WHAT TO PRODUCE:
Print all of the data exactly.

MATERIAL PROVIDED:
>> begin

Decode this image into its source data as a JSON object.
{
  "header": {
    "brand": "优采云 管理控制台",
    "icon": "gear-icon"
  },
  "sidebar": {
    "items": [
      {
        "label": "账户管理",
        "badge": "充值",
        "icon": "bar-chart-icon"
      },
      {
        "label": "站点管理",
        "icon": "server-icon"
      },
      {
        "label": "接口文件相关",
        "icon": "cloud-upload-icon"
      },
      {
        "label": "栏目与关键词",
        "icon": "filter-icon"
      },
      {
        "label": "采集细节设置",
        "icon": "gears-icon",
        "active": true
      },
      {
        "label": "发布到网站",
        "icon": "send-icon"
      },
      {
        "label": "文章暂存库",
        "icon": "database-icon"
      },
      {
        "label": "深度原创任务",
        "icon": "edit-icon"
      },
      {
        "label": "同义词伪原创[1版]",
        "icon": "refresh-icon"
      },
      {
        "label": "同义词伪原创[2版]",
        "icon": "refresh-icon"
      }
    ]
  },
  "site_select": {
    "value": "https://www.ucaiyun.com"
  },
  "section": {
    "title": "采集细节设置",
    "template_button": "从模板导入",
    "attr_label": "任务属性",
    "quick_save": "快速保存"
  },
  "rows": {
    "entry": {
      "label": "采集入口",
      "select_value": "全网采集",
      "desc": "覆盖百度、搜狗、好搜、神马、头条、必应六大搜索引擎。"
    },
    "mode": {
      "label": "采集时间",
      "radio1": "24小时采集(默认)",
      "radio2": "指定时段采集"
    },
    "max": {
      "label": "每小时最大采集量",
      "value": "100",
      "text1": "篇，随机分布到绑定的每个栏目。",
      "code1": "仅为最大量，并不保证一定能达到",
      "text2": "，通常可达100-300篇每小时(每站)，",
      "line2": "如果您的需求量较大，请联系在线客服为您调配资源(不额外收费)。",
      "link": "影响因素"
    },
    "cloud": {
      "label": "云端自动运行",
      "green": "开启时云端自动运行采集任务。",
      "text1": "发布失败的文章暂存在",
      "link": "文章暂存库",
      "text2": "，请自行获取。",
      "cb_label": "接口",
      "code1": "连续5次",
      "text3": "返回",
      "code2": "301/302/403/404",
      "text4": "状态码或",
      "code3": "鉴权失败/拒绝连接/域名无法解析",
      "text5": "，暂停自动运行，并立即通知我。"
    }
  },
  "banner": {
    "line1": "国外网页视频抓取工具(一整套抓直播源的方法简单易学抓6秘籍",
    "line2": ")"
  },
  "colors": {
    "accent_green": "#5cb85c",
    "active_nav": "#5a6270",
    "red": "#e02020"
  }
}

>> end

FINAL RESULT:
Decode this image into its source data as a JSON object.
{
  "header": {
    "brand": "优采云 管理控制台",
    "icon": "gear-icon"
  },
  "sidebar": {
    "items": [
      {
        "label": "账户管理",
        "badge": "充值",
        "icon": "bar-chart-icon"
      },
      {
        "label": "站点管理",
        "icon": "server-icon"
      },
      {
        "label": "接口文件相关",
        "icon": "cloud-upload-icon"
      },
      {
        "label": "栏目与关键词",
        "icon": "filter-icon"
      },
      {
        "label": "采集细节设置",
        "icon": "gears-icon",
        "active": true
      },
      {
        "label": "发布到网站",
        "icon": "send-icon"
      },
      {
        "label": "文章暂存库",
        "icon": "database-icon"
      },
      {
        "label": "深度原创任务",
        "icon": "edit-icon"
      },
      {
        "label": "同义词伪原创[1版]",
        "icon": "refresh-icon"
      },
      {
        "label": "同义词伪原创[2版]",
        "icon": "refresh-icon"
      }
    ]
  },
  "site_select": {
    "value": "https://www.ucaiyun.com"
  },
  "section": {
    "title": "采集细节设置",
    "template_button": "从模板导入",
    "attr_label": "任务属性",
    "quick_save": "快速保存"
  },
  "rows": {
    "entry": {
      "label": "采集入口",
      "select_value": "全网采集",
      "desc": "覆盖百度、搜狗、好搜、神马、头条、必应六大搜索引擎。"
    },
    "mode": {
      "label": "采集时间",
      "radio1": "24小时采集(默认)",
      "radio2": "指定时段采集"
    },
    "max": {
      "label": "每小时最大采集量",
      "value": "100",
      "text1": "篇，随机分布到绑定的每个栏目。",
      "code1": "仅为最大量，并不保证一定能达到",
      "text2": "，通常可达100-300篇每小时(每站)，",
      "line2": "如果您的需求量较大，请联系在线客服为您调配资源(不额外收费)。",
      "link": "影响因素"
    },
    "cloud": {
      "label": "云端自动运行",
      "green": "开启时云端自动运行采集任务。",
      "text1": "发布失败的文章暂存在",
      "link": "文章暂存库",
      "text2": "，请自行获取。",
      "cb_label": "接口",
      "code1": "连续5次",
      "text3": "返回",
      "code2": "301/302/403/404",
      "text4": "状态码或",
      "code3": "鉴权失败/拒绝连接/域名无法解析",
      "text5": "，暂停自动运行，并立即通知我。"
    }
  },
  "banner": {
    "line1": "国外网页视频抓取工具(一整套抓直播源的方法简单易学抓6秘籍",
    "line2": ")"
  },
  "colors": {
    "accent_green": "#5cb85c",
    "active_nav": "#5a6270",
    "red": "#e02020"
  }
}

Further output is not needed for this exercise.